__The input__:
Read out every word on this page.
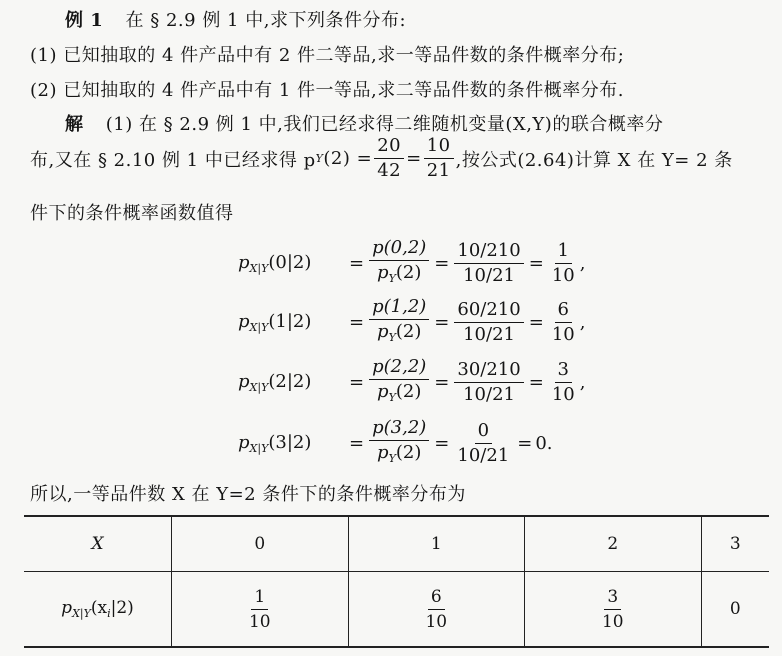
例 1 在 § 2.9 例 1 中,求下列条件分布:
(1) 已知抽取的 4 件产品中有 2 件二等品,求一等品件数的条件概率分布;
(2) 已知抽取的 4 件产品中有 1 件一等品,求二等品件数的条件概率分布.
解 (1) 在 § 2.9 例 1 中,我们已经求得二维随机变量(X,Y)的联合概率分
布,又在 § 2.10 例 1 中已经求得 p Y $(2) = \frac{20}{42} = \frac{10}{21}$ ,按公式(2.64)计算 X 在 Y= 2 条
件下的条件概率函数值得
$p_{X|Y}(0|2)$	= $\frac{p(0,2)}{p_Y(2)} = \frac{10/210}{10/21} = \frac{1}{10}$ ,
$p_{X|Y}(1|2)$	= $\frac{p(1,2)}{p_Y(2)} = \frac{60/210}{10/21} = \frac{6}{10}$ ,
$p_{X|Y}(2|2)$	= $\frac{p(2,2)}{p_Y(2)} = \frac{30/210}{10/21} = \frac{3}{10}$ ,
$p_{X|Y}(3|2)$	= $\frac{p(3,2)}{p_Y(2)} = \frac{0}{10/21} = 0$.
所以,一等品件数 X 在 Y=2 条件下的条件概率分布为
X	0	1	2	3
$p_{X|Y}(x_i|2)$	$\frac{1}{10}$	$\frac{6}{10}$	$\frac{3}{10}$	0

__Problem__: Set down every entry word for word, but omit the pictures.

__Final result__:
Read out every word on this page.
例 1 在 § 2.9 例 1 中,求下列条件分布:
(1) 已知抽取的 4 件产品中有 2 件二等品,求一等品件数的条件概率分布;
(2) 已知抽取的 4 件产品中有 1 件一等品,求二等品件数的条件概率分布.
解 (1) 在 § 2.9 例 1 中,我们已经求得二维随机变量(X,Y)的联合概率分
布,又在 § 2.10 例 1 中已经求得 p Y $(2) = \frac{20}{42} = \frac{10}{21}$ ,按公式(2.64)计算 X 在 Y= 2 条
件下的条件概率函数值得
$p_{X|Y}(0|2)$	= $\frac{p(0,2)}{p_Y(2)} = \frac{10/210}{10/21} = \frac{1}{10}$ ,
$p_{X|Y}(1|2)$	= $\frac{p(1,2)}{p_Y(2)} = \frac{60/210}{10/21} = \frac{6}{10}$ ,
$p_{X|Y}(2|2)$	= $\frac{p(2,2)}{p_Y(2)} = \frac{30/210}{10/21} = \frac{3}{10}$ ,
$p_{X|Y}(3|2)$	= $\frac{p(3,2)}{p_Y(2)} = \frac{0}{10/21} = 0$.
所以,一等品件数 X 在 Y=2 条件下的条件概率分布为
X	0	1	2	3
$p_{X|Y}(x_i|2)$	$\frac{1}{10}$	$\frac{6}{10}$	$\frac{3}{10}$	0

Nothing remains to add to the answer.